Reproduce each line that includes the word "part".

━━ Stored rows

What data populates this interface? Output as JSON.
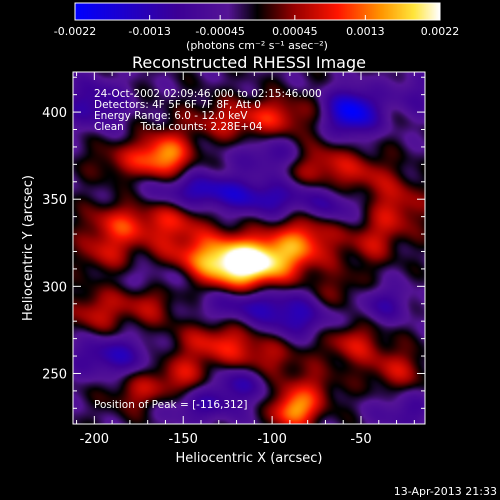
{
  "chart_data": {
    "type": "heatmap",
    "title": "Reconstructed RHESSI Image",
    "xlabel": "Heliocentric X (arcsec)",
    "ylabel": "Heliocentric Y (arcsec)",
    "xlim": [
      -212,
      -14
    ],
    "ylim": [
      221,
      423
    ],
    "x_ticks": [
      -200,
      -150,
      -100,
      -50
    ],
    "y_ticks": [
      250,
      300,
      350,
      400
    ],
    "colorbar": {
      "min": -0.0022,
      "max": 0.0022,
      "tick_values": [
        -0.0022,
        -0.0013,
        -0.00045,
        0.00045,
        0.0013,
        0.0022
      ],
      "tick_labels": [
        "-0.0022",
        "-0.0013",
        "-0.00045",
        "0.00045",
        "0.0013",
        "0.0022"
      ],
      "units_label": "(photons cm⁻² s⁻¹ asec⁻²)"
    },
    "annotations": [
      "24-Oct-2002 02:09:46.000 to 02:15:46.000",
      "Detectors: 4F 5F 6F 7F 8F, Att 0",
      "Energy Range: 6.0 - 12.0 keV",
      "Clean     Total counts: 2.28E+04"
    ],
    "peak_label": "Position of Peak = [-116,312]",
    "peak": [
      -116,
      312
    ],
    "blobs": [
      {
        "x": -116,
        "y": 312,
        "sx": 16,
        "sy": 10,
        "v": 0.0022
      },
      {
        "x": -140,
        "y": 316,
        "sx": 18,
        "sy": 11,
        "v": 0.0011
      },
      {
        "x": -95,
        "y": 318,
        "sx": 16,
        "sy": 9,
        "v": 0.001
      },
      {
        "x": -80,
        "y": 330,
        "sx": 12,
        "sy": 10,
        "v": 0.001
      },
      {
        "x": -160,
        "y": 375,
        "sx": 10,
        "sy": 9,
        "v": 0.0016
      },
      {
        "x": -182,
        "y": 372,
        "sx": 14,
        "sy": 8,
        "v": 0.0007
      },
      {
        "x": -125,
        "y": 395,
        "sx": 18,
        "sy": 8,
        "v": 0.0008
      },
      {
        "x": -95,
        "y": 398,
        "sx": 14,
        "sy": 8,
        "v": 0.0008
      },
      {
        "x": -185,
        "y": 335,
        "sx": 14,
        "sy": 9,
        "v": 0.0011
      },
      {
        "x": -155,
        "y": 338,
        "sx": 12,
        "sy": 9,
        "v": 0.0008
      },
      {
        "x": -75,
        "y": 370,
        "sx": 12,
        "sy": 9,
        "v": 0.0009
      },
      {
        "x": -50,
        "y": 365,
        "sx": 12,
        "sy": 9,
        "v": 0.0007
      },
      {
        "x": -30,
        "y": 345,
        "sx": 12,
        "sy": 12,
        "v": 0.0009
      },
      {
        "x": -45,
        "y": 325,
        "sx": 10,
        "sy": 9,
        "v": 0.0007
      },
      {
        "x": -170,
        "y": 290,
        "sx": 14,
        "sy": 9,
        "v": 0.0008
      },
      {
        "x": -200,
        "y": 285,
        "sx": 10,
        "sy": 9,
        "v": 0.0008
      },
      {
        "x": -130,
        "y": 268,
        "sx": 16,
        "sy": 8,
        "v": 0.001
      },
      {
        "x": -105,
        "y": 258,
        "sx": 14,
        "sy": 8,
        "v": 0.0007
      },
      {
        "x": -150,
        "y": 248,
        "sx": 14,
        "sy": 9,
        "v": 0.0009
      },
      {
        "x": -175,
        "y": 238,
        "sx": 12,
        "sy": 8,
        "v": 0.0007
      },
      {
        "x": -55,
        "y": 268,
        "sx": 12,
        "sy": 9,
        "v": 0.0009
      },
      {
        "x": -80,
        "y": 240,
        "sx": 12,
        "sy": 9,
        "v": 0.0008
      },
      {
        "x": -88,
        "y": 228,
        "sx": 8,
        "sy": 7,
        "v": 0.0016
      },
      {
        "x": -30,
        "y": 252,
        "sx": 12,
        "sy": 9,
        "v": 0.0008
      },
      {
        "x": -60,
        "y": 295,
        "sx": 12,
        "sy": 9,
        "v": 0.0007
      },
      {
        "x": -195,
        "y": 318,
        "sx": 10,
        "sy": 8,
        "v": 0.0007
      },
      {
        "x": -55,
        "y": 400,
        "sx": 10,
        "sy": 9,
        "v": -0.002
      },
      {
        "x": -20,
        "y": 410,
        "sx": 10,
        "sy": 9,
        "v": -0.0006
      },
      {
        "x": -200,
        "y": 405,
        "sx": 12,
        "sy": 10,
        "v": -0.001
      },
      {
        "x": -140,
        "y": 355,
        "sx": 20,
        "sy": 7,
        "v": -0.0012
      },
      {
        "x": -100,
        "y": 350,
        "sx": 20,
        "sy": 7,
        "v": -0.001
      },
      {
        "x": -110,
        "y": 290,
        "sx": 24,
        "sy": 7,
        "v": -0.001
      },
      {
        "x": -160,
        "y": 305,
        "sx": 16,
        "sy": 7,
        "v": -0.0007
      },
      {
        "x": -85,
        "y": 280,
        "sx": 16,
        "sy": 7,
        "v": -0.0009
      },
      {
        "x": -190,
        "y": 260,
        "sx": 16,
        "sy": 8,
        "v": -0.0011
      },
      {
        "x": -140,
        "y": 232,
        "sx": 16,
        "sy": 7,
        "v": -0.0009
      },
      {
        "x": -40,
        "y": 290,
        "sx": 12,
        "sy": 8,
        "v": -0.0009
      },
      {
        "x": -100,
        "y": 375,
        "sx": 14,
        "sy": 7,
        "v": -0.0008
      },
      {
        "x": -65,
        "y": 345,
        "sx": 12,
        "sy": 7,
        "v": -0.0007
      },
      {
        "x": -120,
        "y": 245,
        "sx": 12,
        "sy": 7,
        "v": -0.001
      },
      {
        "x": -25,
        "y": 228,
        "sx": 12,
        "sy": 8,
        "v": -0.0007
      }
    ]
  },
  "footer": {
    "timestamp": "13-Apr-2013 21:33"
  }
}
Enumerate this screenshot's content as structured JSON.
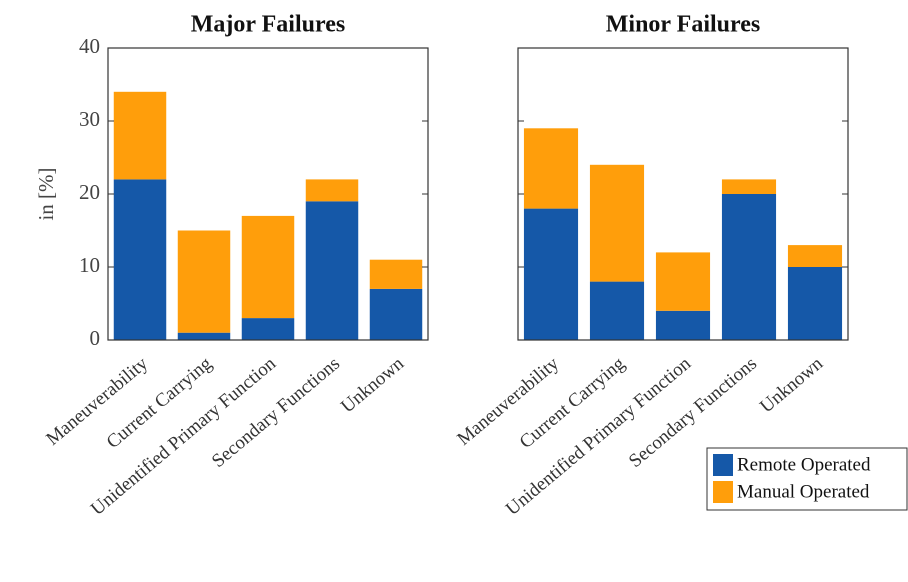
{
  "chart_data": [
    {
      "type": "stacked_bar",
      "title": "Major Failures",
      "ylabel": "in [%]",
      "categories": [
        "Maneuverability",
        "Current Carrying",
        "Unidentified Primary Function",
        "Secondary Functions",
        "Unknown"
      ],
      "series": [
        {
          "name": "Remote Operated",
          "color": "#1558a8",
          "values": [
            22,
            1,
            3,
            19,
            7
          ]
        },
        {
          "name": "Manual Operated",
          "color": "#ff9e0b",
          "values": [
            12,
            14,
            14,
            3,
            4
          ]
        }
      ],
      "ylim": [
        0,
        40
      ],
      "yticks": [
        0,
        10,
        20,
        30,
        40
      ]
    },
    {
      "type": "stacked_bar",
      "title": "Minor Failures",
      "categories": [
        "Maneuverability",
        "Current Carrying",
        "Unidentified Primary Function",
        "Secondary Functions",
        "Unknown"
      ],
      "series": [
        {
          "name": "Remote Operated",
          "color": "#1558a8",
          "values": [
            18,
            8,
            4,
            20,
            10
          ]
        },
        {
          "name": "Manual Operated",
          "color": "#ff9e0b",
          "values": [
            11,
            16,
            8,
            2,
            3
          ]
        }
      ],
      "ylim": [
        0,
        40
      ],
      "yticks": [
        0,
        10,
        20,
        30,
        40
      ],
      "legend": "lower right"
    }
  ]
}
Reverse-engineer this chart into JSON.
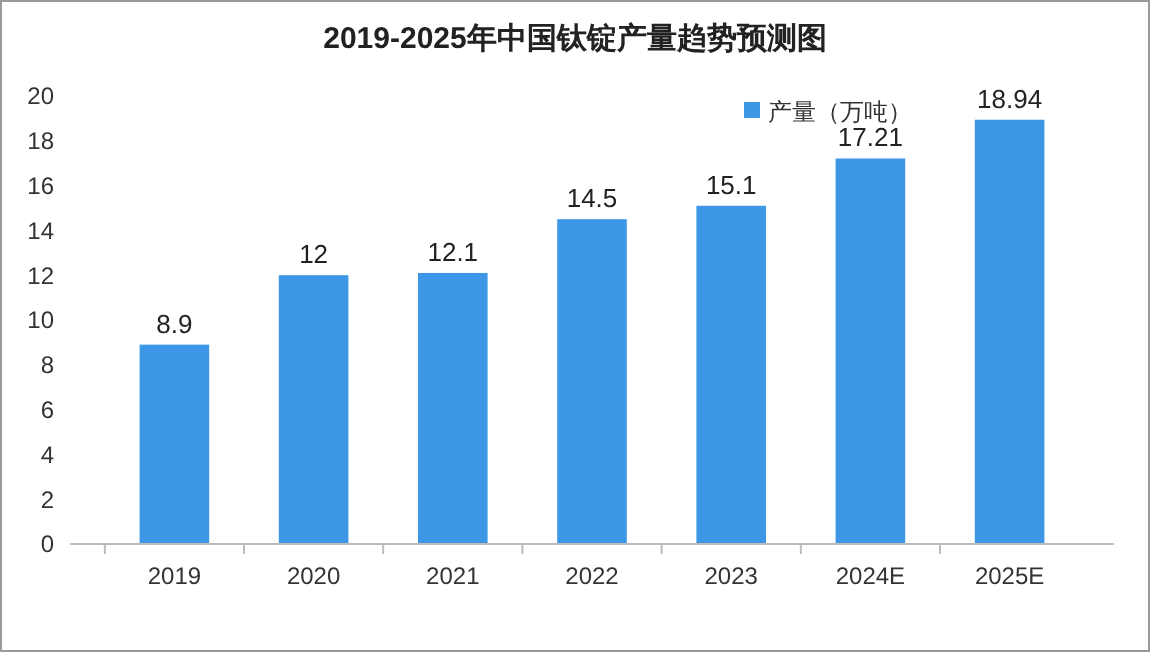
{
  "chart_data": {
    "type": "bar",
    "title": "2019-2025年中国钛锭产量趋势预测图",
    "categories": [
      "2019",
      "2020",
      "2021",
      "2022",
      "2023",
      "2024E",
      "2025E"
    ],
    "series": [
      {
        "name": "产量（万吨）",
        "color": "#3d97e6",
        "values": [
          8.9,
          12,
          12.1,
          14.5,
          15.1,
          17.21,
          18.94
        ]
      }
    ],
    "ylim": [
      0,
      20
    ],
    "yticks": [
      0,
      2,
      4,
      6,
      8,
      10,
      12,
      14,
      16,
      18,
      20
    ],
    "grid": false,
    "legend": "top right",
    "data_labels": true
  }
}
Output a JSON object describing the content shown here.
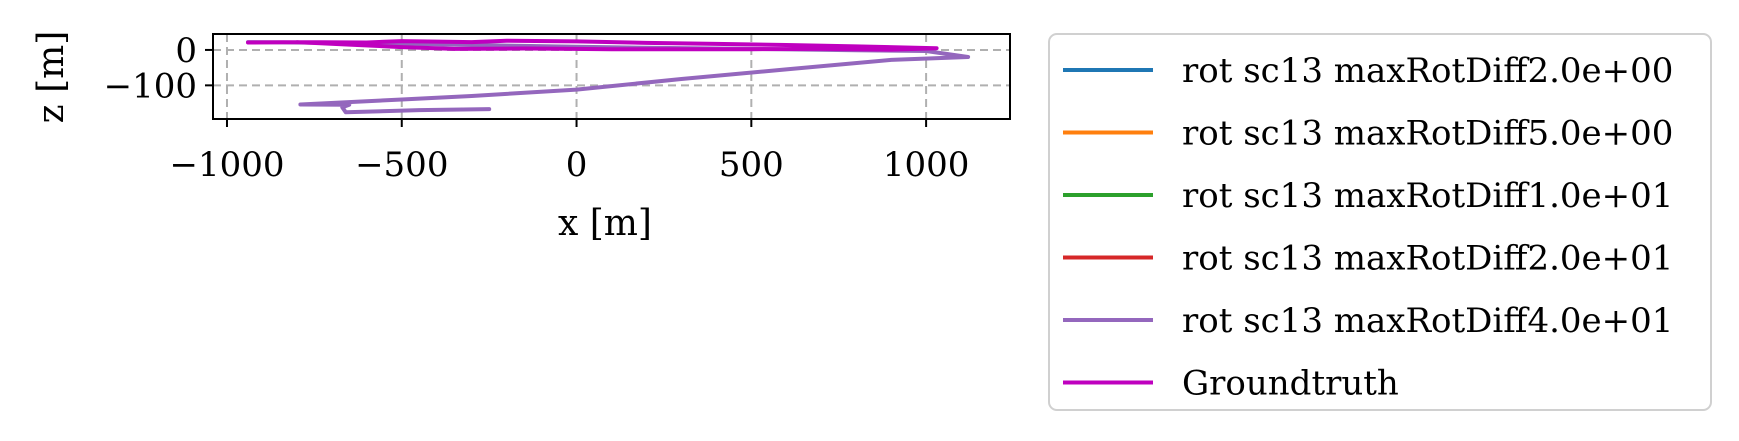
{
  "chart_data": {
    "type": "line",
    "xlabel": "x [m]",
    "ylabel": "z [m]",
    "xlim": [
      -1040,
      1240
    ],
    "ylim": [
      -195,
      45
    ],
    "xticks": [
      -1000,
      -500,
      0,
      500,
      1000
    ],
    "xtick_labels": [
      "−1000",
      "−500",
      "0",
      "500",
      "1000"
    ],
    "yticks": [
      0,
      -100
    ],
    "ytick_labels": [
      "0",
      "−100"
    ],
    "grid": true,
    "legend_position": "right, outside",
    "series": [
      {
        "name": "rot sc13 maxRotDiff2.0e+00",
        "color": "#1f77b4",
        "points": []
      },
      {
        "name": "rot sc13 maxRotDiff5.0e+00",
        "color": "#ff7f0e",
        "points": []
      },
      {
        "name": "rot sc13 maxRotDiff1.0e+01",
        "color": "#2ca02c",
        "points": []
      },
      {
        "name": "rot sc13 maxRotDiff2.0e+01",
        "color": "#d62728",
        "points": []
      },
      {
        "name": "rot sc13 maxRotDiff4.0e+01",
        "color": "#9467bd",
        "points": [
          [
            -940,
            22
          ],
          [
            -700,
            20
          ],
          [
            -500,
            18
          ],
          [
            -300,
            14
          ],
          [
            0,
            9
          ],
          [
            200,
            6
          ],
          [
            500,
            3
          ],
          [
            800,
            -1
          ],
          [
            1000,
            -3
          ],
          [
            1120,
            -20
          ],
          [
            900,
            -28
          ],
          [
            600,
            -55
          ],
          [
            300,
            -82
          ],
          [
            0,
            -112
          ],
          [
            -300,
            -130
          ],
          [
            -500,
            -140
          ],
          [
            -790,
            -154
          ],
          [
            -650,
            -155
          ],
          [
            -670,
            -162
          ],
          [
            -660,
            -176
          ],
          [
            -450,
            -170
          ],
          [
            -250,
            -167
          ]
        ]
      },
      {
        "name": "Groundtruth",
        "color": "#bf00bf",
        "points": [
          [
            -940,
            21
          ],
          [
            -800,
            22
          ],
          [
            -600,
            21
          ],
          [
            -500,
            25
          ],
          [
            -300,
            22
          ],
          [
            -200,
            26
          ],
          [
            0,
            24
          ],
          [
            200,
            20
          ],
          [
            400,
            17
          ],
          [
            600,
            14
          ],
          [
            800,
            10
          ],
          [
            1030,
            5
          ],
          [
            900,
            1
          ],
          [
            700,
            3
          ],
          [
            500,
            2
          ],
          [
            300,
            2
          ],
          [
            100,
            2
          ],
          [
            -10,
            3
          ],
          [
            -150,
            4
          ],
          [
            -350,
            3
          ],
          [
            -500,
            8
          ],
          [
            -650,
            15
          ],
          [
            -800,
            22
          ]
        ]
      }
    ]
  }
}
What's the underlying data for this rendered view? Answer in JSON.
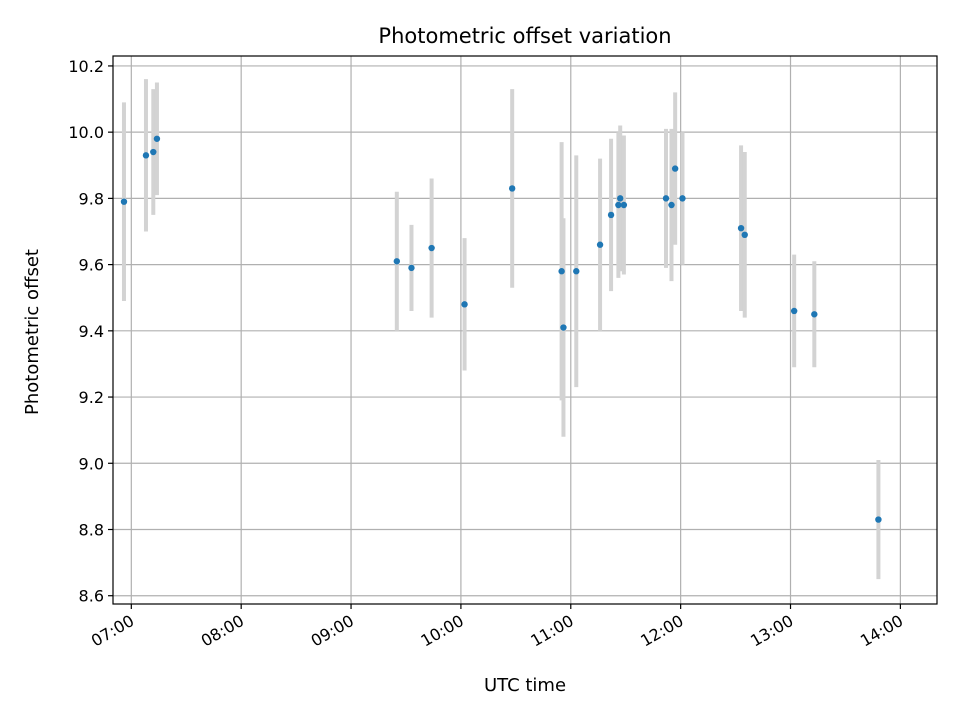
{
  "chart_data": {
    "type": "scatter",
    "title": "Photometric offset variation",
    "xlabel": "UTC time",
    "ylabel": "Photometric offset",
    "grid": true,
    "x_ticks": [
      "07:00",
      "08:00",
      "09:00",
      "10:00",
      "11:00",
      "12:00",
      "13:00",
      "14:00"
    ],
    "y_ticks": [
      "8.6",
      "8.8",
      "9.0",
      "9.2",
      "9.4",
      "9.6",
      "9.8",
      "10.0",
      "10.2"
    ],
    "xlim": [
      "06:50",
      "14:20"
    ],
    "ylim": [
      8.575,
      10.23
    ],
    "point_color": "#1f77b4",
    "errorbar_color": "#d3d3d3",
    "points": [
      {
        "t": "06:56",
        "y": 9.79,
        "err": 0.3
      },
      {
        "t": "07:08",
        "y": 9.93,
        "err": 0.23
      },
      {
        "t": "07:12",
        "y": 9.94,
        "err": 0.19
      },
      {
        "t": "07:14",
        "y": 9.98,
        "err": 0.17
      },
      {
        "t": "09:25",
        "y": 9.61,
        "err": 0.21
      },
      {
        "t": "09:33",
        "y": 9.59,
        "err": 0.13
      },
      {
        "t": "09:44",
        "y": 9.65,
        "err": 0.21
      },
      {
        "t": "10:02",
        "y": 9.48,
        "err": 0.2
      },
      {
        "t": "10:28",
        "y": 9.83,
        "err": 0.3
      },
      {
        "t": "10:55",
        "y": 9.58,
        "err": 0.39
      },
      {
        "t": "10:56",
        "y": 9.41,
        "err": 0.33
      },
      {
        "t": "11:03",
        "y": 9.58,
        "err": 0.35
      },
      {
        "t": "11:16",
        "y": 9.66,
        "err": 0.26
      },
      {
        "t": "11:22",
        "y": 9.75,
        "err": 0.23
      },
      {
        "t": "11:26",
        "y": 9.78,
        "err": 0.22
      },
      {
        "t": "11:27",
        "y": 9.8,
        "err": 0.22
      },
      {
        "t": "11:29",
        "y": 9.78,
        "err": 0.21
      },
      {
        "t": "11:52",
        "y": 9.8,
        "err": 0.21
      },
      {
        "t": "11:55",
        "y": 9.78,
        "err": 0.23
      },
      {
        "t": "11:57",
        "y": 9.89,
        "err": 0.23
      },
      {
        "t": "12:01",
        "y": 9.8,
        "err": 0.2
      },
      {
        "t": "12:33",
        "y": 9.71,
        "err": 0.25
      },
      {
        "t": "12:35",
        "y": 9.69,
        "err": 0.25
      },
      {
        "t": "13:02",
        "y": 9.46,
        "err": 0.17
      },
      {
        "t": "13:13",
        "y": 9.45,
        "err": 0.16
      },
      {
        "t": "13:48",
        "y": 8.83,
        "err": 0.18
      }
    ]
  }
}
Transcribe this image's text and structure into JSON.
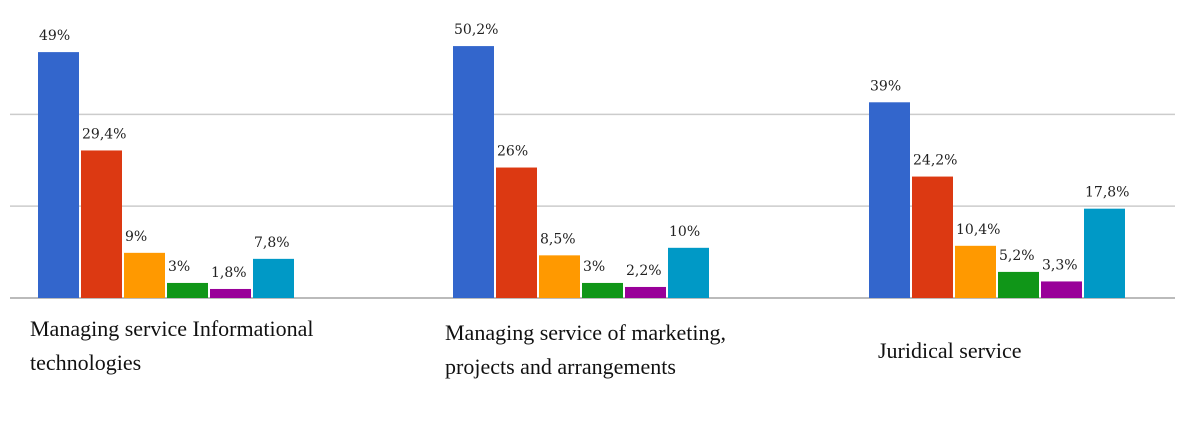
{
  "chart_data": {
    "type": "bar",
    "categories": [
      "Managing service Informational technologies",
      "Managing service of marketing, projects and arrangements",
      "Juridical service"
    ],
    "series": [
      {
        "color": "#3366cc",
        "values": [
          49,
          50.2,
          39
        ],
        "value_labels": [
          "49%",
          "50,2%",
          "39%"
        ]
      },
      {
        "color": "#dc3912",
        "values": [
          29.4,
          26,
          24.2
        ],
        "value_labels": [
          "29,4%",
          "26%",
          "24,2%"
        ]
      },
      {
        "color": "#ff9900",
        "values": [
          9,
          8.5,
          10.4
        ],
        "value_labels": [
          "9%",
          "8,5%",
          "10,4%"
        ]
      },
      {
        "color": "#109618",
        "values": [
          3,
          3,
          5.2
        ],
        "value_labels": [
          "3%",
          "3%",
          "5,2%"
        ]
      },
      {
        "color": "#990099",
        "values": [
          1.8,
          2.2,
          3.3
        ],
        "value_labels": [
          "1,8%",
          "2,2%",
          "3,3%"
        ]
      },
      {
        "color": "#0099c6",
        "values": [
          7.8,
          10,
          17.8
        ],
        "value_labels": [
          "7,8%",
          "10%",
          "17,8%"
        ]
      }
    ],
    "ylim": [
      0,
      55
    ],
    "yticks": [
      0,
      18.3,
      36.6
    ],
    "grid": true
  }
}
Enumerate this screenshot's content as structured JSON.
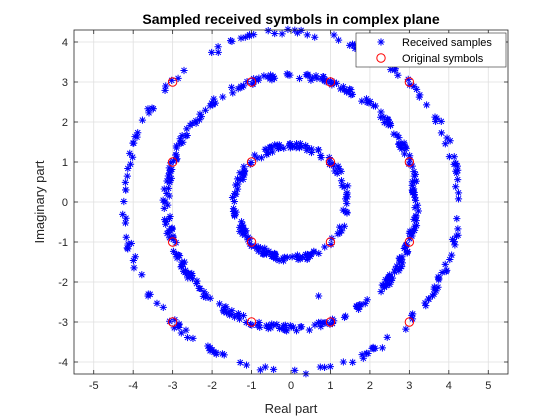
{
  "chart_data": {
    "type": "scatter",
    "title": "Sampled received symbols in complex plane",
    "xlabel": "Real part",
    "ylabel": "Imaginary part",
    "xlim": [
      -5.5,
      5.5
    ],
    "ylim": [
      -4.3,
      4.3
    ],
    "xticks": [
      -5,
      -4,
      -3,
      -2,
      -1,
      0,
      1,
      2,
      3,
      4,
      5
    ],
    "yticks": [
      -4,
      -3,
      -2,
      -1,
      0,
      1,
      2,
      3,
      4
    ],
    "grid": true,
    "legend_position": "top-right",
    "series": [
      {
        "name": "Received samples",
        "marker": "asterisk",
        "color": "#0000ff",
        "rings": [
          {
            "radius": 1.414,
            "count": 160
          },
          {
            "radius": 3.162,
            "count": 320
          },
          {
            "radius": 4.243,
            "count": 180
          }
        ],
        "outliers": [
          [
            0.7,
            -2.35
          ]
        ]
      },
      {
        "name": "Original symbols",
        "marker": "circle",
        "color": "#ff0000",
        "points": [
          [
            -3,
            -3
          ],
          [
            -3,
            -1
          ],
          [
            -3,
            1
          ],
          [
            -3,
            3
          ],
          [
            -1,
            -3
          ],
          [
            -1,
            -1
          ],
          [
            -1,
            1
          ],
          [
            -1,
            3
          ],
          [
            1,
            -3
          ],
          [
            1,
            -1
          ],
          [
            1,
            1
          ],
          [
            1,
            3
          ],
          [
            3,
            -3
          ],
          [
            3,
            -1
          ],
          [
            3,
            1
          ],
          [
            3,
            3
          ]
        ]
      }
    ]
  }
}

━━━━

Answer to the task:
    "xlabel": "Real part",
    "ylabel": "Imaginary part",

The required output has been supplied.